◆ **Stored entries**
══════════════════════════════
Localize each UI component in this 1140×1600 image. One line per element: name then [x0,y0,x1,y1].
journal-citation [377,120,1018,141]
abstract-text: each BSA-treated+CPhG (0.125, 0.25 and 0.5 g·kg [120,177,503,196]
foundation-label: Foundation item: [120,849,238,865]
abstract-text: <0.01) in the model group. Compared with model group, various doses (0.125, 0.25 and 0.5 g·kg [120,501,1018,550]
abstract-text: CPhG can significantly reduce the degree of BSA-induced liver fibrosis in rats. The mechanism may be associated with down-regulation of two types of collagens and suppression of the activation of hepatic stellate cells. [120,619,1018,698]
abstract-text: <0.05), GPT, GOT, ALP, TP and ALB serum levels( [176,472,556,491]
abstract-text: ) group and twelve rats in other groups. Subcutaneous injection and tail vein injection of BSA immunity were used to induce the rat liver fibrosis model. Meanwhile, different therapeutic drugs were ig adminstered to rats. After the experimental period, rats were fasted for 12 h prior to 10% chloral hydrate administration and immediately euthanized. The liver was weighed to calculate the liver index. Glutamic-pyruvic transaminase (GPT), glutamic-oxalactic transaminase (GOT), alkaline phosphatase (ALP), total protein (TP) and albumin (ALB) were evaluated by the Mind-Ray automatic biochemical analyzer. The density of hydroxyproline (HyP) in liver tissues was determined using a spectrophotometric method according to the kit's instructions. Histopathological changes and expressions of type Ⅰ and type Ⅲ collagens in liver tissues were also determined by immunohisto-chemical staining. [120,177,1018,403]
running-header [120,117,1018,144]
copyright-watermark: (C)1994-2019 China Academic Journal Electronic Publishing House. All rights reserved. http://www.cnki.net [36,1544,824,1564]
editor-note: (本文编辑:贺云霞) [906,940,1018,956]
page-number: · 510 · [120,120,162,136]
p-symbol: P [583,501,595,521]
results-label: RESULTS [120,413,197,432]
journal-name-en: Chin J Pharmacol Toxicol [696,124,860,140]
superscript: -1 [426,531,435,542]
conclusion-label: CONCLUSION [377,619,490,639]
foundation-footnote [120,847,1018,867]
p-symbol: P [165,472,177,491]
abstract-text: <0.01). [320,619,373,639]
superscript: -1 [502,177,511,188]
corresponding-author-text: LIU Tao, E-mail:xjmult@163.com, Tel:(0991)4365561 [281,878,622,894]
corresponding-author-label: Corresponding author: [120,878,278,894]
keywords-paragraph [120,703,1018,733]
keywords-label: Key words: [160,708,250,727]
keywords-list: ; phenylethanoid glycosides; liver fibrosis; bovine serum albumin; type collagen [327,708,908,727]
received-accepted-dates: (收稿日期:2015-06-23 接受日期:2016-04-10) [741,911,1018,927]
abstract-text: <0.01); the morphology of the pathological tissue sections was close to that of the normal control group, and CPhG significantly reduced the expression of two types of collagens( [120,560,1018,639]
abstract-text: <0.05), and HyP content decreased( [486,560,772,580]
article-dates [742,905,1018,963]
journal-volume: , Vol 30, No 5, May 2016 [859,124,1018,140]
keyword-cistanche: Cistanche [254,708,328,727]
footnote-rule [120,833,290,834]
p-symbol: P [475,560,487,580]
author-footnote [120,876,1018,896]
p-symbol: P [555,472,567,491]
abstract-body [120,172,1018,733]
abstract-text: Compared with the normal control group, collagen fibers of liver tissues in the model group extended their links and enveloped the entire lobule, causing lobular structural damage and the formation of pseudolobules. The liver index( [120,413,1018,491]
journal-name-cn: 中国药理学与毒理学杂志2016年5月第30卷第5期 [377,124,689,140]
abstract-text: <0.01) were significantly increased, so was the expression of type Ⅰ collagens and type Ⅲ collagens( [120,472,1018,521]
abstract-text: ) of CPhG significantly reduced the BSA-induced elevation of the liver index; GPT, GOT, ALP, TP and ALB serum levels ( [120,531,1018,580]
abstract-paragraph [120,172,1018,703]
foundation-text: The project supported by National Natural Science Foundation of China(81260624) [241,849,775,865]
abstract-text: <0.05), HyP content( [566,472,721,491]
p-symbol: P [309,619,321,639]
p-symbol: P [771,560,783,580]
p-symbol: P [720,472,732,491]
══════════════════════════════
◆ **Problem to solve**
Every line above should be printed again exactly as it stands.

◆ **Written solution**
Localize each UI component in this 1140×1600 image. One line per element: name then [x0,y0,x1,y1].
journal-citation [377,120,1018,141]
abstract-text: each BSA-treated+CPhG (0.125, 0.25 and 0.5 g·kg [120,177,503,196]
foundation-label: Foundation item: [120,849,238,865]
abstract-text: <0.01) in the model group. Compared with model group, various doses (0.125, 0.25 and 0.5 g·kg [120,501,1018,550]
abstract-text: CPhG can significantly reduce the degree of BSA-induced liver fibrosis in rats. The mechanism may be associated with down-regulation of two types of collagens and suppression of the activation of hepatic stellate cells. [120,619,1018,698]
abstract-text: <0.05), GPT, GOT, ALP, TP and ALB serum levels( [176,472,556,491]
abstract-text: ) group and twelve rats in other groups. Subcutaneous injection and tail vein injection of BSA immunity were used to induce the rat liver fibrosis model. Meanwhile, different therapeutic drugs were ig adminstered to rats. After the experimental period, rats were fasted for 12 h prior to 10% chloral hydrate administration and immediately euthanized. The liver was weighed to calculate the liver index. Glutamic-pyruvic transaminase (GPT), glutamic-oxalactic transaminase (GOT), alkaline phosphatase (ALP), total protein (TP) and albumin (ALB) were evaluated by the Mind-Ray automatic biochemical analyzer. The density of hydroxyproline (HyP) in liver tissues was determined using a spectrophotometric method according to the kit's instructions. Histopathological changes and expressions of type Ⅰ and type Ⅲ collagens in liver tissues were also determined by immunohisto-chemical staining. [120,177,1018,403]
running-header [120,117,1018,144]
copyright-watermark: (C)1994-2019 China Academic Journal Electronic Publishing House. All rights reserved. http://www.cnki.net [36,1544,824,1564]
editor-note: (本文编辑:贺云霞) [906,940,1018,956]
page-number: · 510 · [120,120,162,136]
p-symbol: P [583,501,595,521]
results-label: RESULTS [120,413,197,432]
journal-name-en: Chin J Pharmacol Toxicol [696,124,860,140]
superscript: -1 [426,531,435,542]
conclusion-label: CONCLUSION [377,619,490,639]
foundation-footnote [120,847,1018,867]
p-symbol: P [165,472,177,491]
abstract-text: <0.01). [320,619,373,639]
superscript: -1 [502,177,511,188]
corresponding-author-text: LIU Tao, E-mail:xjmult@163.com, Tel:(0991)4365561 [281,878,622,894]
corresponding-author-label: Corresponding author: [120,878,278,894]
keywords-paragraph [120,703,1018,733]
keywords-label: Key words: [160,708,250,727]
keywords-list: ; phenylethanoid glycosides; liver fibrosis; bovine serum albumin; type collagen [327,708,908,727]
received-accepted-dates: (收稿日期:2015-06-23 接受日期:2016-04-10) [741,911,1018,927]
abstract-text: <0.01); the morphology of the pathological tissue sections was close to that of the normal control group, and CPhG significantly reduced the expression of two types of collagens( [120,560,1018,639]
abstract-text: <0.05), and HyP content decreased( [486,560,772,580]
article-dates [742,905,1018,963]
journal-volume: , Vol 30, No 5, May 2016 [859,124,1018,140]
keyword-cistanche: Cistanche [254,708,328,727]
footnote-rule [120,833,290,834]
p-symbol: P [475,560,487,580]
author-footnote [120,876,1018,896]
p-symbol: P [555,472,567,491]
abstract-body [120,172,1018,733]
abstract-text: Compared with the normal control group, collagen fibers of liver tissues in the model group extended their links and enveloped the entire lobule, causing lobular structural damage and the formation of pseudolobules. The liver index( [120,413,1018,491]
journal-name-cn: 中国药理学与毒理学杂志2016年5月第30卷第5期 [377,124,689,140]
abstract-text: <0.01) were significantly increased, so was the expression of type Ⅰ collagens and type Ⅲ collagens( [120,472,1018,521]
abstract-text: ) of CPhG significantly reduced the BSA-induced elevation of the liver index; GPT, GOT, ALP, TP and ALB serum levels ( [120,531,1018,580]
abstract-paragraph [120,172,1018,703]
foundation-text: The project supported by National Natural Science Foundation of China(81260624) [241,849,775,865]
abstract-text: <0.05), HyP content( [566,472,721,491]
p-symbol: P [309,619,321,639]
p-symbol: P [771,560,783,580]
p-symbol: P [720,472,732,491]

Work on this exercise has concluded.